- **EXERCISE AIM**
Return the count of lines that mention "header", with no other words.

[start STORED DATA]

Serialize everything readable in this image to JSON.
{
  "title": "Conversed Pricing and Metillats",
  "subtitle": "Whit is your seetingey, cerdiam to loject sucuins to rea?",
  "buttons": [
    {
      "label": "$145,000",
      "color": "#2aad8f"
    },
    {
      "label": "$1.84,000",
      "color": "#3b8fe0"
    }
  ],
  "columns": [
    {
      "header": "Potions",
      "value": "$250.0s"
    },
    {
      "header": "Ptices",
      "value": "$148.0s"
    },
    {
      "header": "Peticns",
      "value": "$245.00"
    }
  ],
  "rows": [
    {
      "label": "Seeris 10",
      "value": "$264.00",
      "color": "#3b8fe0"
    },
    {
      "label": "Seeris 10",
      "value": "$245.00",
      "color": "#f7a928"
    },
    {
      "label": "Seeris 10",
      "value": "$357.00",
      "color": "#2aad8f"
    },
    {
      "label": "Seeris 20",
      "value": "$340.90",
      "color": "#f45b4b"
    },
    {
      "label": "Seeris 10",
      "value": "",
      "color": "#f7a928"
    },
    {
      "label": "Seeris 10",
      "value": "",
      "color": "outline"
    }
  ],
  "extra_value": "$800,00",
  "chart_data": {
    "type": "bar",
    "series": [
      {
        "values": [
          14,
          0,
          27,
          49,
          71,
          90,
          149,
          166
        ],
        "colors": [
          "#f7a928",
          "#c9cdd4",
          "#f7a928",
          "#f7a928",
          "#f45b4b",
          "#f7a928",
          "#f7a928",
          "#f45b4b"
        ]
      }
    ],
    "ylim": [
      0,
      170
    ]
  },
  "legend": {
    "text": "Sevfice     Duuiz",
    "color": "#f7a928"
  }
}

[end STORED DATA]

- **TASK SOLUTION**
3